● **Required task**
List all lines in the material below that contain "icon".
start Excerpted data
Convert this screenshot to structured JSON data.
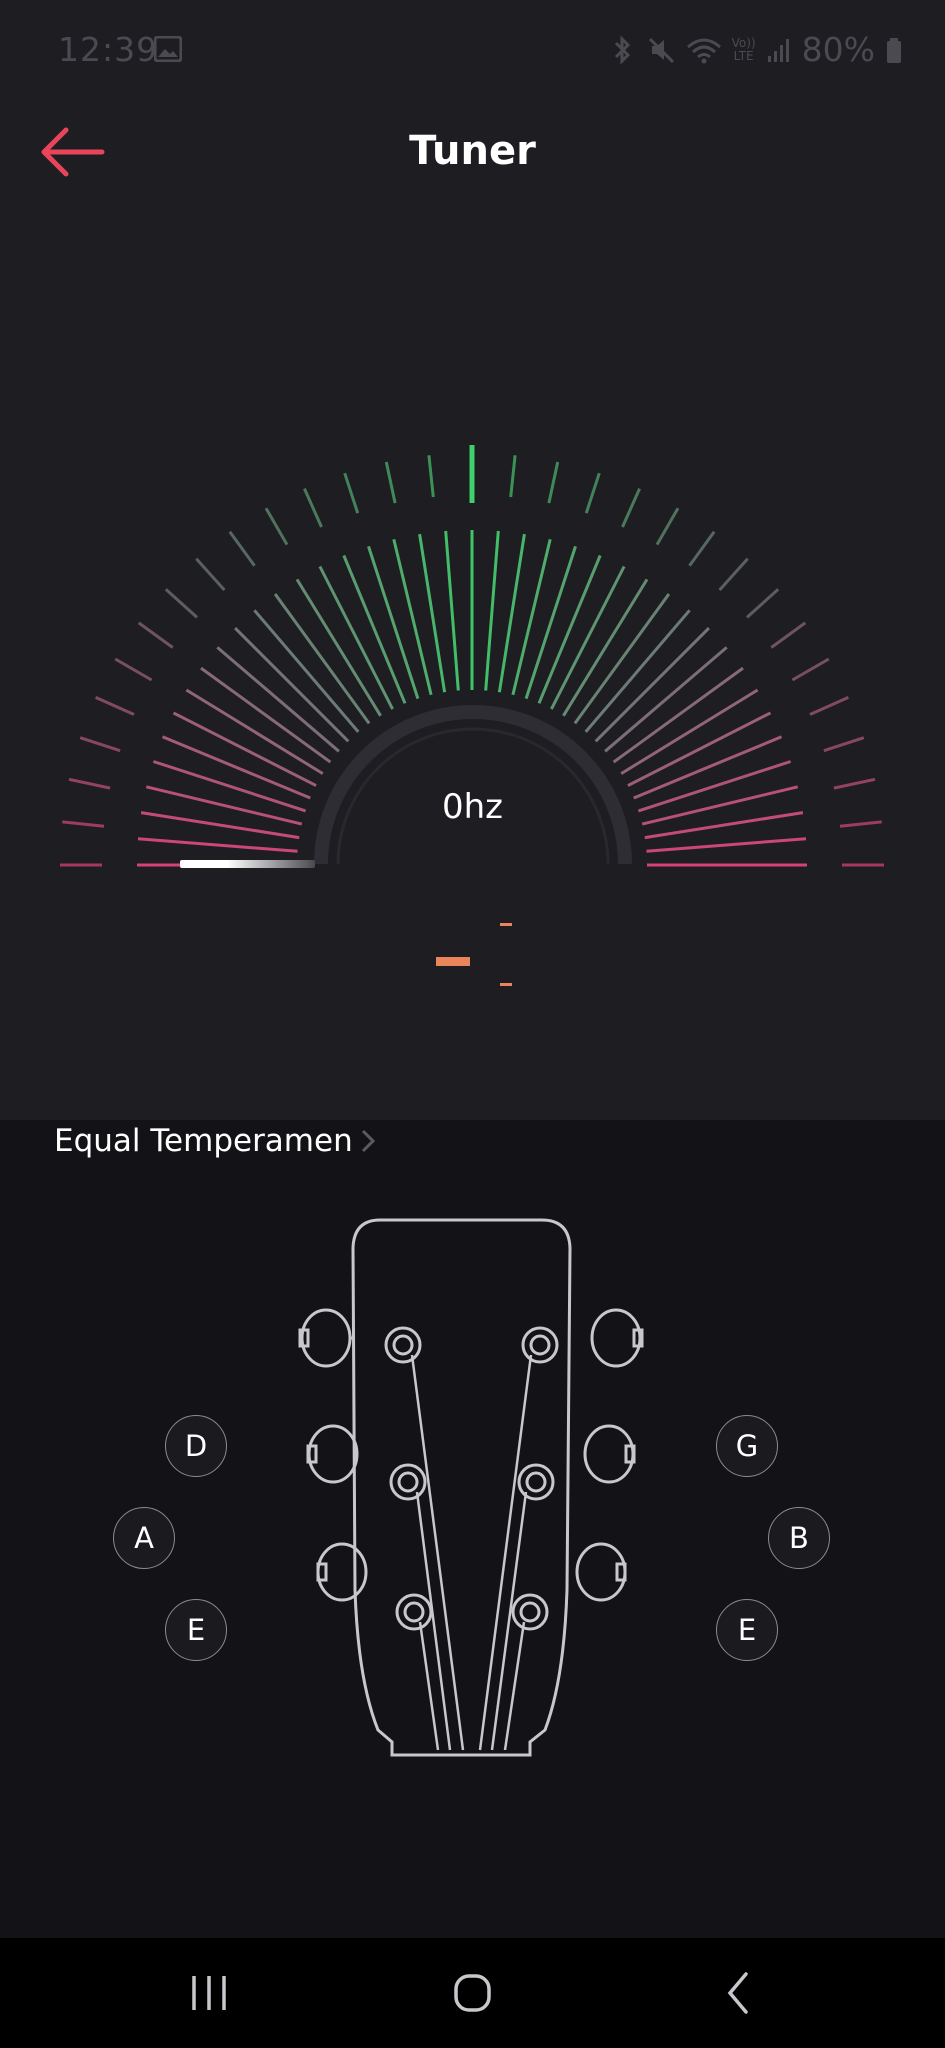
{
  "status_bar": {
    "time": "12:39",
    "battery": "80%",
    "volte_label": "Vo))",
    "lte_label": "LTE"
  },
  "header": {
    "title": "Tuner",
    "back_icon": "arrow-left-icon"
  },
  "tuner": {
    "frequency": "0hz"
  },
  "temperament": {
    "label": "Equal Temperamen"
  },
  "strings": {
    "left": [
      "D",
      "A",
      "E"
    ],
    "right": [
      "G",
      "B",
      "E"
    ]
  },
  "colors": {
    "accent": "#e8455a",
    "in_tune": "#3fcf6b",
    "off_tune": "#e0457a",
    "indicator": "#e9845b"
  },
  "nav": {
    "recents_icon": "recents-icon",
    "home_icon": "home-icon",
    "back_icon": "back-chevron-icon"
  }
}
end Excerpted data
● **Answer for the task**
    "back_icon": "arrow-left-icon"
    "recents_icon": "recents-icon",
    "home_icon": "home-icon",
    "back_icon": "back-chevron-icon"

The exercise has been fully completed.